● Exercise
Give the listing again in full, exactly as written.
• • • • •
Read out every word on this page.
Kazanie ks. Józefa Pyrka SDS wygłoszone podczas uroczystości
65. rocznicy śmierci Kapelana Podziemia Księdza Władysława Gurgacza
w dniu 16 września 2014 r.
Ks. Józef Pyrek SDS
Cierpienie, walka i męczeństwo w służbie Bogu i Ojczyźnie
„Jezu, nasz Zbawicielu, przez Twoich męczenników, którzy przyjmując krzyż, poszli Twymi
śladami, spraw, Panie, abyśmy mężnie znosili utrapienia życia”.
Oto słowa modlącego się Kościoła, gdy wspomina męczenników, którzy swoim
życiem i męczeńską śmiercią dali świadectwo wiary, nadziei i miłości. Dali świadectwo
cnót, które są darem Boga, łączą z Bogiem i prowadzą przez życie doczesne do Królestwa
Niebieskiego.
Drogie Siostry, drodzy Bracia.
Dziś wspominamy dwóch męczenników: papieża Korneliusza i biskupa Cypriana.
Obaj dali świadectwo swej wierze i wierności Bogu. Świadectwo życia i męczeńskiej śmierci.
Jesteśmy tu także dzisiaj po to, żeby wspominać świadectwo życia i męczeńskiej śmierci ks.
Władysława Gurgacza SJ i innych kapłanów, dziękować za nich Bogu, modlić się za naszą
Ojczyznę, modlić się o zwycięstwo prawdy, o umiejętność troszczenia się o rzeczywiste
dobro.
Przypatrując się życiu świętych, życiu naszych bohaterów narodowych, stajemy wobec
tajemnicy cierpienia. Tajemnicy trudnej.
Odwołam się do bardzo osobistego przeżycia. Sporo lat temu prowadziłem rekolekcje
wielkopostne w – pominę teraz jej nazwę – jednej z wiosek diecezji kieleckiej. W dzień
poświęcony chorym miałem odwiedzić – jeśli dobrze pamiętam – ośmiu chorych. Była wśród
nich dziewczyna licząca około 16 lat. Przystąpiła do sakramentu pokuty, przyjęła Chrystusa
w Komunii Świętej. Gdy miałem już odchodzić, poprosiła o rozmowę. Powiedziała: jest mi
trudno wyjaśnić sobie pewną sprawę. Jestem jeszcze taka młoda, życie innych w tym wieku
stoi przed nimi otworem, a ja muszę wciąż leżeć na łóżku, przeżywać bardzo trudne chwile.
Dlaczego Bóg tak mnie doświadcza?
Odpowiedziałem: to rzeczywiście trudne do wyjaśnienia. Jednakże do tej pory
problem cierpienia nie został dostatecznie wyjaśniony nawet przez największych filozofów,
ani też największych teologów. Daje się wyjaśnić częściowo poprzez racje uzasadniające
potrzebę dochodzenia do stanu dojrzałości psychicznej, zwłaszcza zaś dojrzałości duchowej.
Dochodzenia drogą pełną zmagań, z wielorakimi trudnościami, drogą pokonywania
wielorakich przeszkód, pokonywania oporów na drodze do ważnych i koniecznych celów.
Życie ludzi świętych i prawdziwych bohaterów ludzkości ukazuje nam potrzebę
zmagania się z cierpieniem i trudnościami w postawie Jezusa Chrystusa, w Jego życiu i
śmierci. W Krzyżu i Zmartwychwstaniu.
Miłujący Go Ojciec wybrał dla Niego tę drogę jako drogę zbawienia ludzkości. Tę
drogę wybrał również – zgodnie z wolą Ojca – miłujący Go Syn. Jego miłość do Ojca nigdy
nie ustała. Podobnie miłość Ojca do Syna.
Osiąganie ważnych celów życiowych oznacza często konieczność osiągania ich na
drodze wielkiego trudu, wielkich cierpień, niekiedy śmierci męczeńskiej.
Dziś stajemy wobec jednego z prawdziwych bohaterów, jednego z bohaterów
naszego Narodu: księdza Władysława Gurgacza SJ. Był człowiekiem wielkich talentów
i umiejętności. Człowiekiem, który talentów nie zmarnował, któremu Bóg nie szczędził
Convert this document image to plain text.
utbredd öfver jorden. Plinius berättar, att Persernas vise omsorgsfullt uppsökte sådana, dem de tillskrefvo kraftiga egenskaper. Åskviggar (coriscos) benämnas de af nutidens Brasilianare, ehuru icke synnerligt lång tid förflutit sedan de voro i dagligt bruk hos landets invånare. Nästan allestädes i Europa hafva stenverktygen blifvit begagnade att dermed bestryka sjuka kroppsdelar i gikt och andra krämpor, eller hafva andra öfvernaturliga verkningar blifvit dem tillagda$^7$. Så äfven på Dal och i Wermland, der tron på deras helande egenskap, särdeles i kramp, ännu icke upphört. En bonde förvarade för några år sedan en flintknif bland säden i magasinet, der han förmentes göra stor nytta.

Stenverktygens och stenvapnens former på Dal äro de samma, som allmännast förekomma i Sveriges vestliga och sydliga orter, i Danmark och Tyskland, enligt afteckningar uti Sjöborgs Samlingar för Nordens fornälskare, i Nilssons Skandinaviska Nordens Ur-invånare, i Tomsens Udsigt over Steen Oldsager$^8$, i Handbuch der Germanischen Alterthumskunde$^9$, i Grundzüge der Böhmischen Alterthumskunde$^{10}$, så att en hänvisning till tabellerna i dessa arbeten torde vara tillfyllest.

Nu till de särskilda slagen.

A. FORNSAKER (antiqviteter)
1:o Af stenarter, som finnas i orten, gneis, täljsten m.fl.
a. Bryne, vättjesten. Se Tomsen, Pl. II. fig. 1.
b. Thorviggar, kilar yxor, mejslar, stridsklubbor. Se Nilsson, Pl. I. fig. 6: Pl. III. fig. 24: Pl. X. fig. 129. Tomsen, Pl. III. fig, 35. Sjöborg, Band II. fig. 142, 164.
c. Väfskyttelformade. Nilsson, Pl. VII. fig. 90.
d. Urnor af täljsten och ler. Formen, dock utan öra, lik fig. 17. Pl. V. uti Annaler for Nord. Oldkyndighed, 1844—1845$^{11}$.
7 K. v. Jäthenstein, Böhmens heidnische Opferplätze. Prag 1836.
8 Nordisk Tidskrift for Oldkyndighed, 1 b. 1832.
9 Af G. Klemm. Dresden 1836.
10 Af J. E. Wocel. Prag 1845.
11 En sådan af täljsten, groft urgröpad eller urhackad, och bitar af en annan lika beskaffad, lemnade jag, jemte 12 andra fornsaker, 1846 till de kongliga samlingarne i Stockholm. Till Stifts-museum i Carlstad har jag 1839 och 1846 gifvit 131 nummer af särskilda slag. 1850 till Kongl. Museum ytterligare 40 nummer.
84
• • • • •
● Task output
Read out every word on this page.
Kazanie ks. Józefa Pyrka SDS wygłoszone podczas uroczystości
65. rocznicy śmierci Kapelana Podziemia Księdza Władysława Gurgacza
w dniu 16 września 2014 r.
Ks. Józef Pyrek SDS
Cierpienie, walka i męczeństwo w służbie Bogu i Ojczyźnie
„Jezu, nasz Zbawicielu, przez Twoich męczenników, którzy przyjmując krzyż, poszli Twymi
śladami, spraw, Panie, abyśmy mężnie znosili utrapienia życia”.
Oto słowa modlącego się Kościoła, gdy wspomina męczenników, którzy swoim
życiem i męczeńską śmiercią dali świadectwo wiary, nadziei i miłości. Dali świadectwo
cnót, które są darem Boga, łączą z Bogiem i prowadzą przez życie doczesne do Królestwa
Niebieskiego.
Drogie Siostry, drodzy Bracia.
Dziś wspominamy dwóch męczenników: papieża Korneliusza i biskupa Cypriana.
Obaj dali świadectwo swej wierze i wierności Bogu. Świadectwo życia i męczeńskiej śmierci.
Jesteśmy tu także dzisiaj po to, żeby wspominać świadectwo życia i męczeńskiej śmierci ks.
Władysława Gurgacza SJ i innych kapłanów, dziękować za nich Bogu, modlić się za naszą
Ojczyznę, modlić się o zwycięstwo prawdy, o umiejętność troszczenia się o rzeczywiste
dobro.
Przypatrując się życiu świętych, życiu naszych bohaterów narodowych, stajemy wobec
tajemnicy cierpienia. Tajemnicy trudnej.
Odwołam się do bardzo osobistego przeżycia. Sporo lat temu prowadziłem rekolekcje
wielkopostne w – pominę teraz jej nazwę – jednej z wiosek diecezji kieleckiej. W dzień
poświęcony chorym miałem odwiedzić – jeśli dobrze pamiętam – ośmiu chorych. Była wśród
nich dziewczyna licząca około 16 lat. Przystąpiła do sakramentu pokuty, przyjęła Chrystusa
w Komunii Świętej. Gdy miałem już odchodzić, poprosiła o rozmowę. Powiedziała: jest mi
trudno wyjaśnić sobie pewną sprawę. Jestem jeszcze taka młoda, życie innych w tym wieku
stoi przed nimi otworem, a ja muszę wciąż leżeć na łóżku, przeżywać bardzo trudne chwile.
Dlaczego Bóg tak mnie doświadcza?
Odpowiedziałem: to rzeczywiście trudne do wyjaśnienia. Jednakże do tej pory
problem cierpienia nie został dostatecznie wyjaśniony nawet przez największych filozofów,
ani też największych teologów. Daje się wyjaśnić częściowo poprzez racje uzasadniające
potrzebę dochodzenia do stanu dojrzałości psychicznej, zwłaszcza zaś dojrzałości duchowej.
Dochodzenia drogą pełną zmagań, z wielorakimi trudnościami, drogą pokonywania
wielorakich przeszkód, pokonywania oporów na drodze do ważnych i koniecznych celów.
Życie ludzi świętych i prawdziwych bohaterów ludzkości ukazuje nam potrzebę
zmagania się z cierpieniem i trudnościami w postawie Jezusa Chrystusa, w Jego życiu i
śmierci. W Krzyżu i Zmartwychwstaniu.
Miłujący Go Ojciec wybrał dla Niego tę drogę jako drogę zbawienia ludzkości. Tę
drogę wybrał również – zgodnie z wolą Ojca – miłujący Go Syn. Jego miłość do Ojca nigdy
nie ustała. Podobnie miłość Ojca do Syna.
Osiąganie ważnych celów życiowych oznacza często konieczność osiągania ich na
drodze wielkiego trudu, wielkich cierpień, niekiedy śmierci męczeńskiej.
Dziś stajemy wobec jednego z prawdziwych bohaterów, jednego z bohaterów
naszego Narodu: księdza Władysława Gurgacza SJ. Był człowiekiem wielkich talentów
i umiejętności. Człowiekiem, który talentów nie zmarnował, któremu Bóg nie szczędził
Convert this document image to plain text.
utbredd öfver jorden. Plinius berättar, att Persernas vise omsorgsfullt uppsökte sådana, dem de tillskrefvo kraftiga egenskaper. Åskviggar (coriscos) benämnas de af nutidens Brasilianare, ehuru icke synnerligt lång tid förflutit sedan de voro i dagligt bruk hos landets invånare. Nästan allestädes i Europa hafva stenverktygen blifvit begagnade att dermed bestryka sjuka kroppsdelar i gikt och andra krämpor, eller hafva andra öfvernaturliga verkningar blifvit dem tillagda$^7$. Så äfven på Dal och i Wermland, der tron på deras helande egenskap, särdeles i kramp, ännu icke upphört. En bonde förvarade för några år sedan en flintknif bland säden i magasinet, der han förmentes göra stor nytta.

Stenverktygens och stenvapnens former på Dal äro de samma, som allmännast förekomma i Sveriges vestliga och sydliga orter, i Danmark och Tyskland, enligt afteckningar uti Sjöborgs Samlingar för Nordens fornälskare, i Nilssons Skandinaviska Nordens Ur-invånare, i Tomsens Udsigt over Steen Oldsager$^8$, i Handbuch der Germanischen Alterthumskunde$^9$, i Grundzüge der Böhmischen Alterthumskunde$^{10}$, så att en hänvisning till tabellerna i dessa arbeten torde vara tillfyllest.

Nu till de särskilda slagen.

A. FORNSAKER (antiqviteter)
1:o Af stenarter, som finnas i orten, gneis, täljsten m.fl.
a. Bryne, vättjesten. Se Tomsen, Pl. II. fig. 1.
b. Thorviggar, kilar yxor, mejslar, stridsklubbor. Se Nilsson, Pl. I. fig. 6: Pl. III. fig. 24: Pl. X. fig. 129. Tomsen, Pl. III. fig, 35. Sjöborg, Band II. fig. 142, 164.
c. Väfskyttelformade. Nilsson, Pl. VII. fig. 90.
d. Urnor af täljsten och ler. Formen, dock utan öra, lik fig. 17. Pl. V. uti Annaler for Nord. Oldkyndighed, 1844—1845$^{11}$.
7 K. v. Jäthenstein, Böhmens heidnische Opferplätze. Prag 1836.
8 Nordisk Tidskrift for Oldkyndighed, 1 b. 1832.
9 Af G. Klemm. Dresden 1836.
10 Af J. E. Wocel. Prag 1845.
11 En sådan af täljsten, groft urgröpad eller urhackad, och bitar af en annan lika beskaffad, lemnade jag, jemte 12 andra fornsaker, 1846 till de kongliga samlingarne i Stockholm. Till Stifts-museum i Carlstad har jag 1839 och 1846 gifvit 131 nummer af särskilda slag. 1850 till Kongl. Museum ytterligare 40 nummer.
84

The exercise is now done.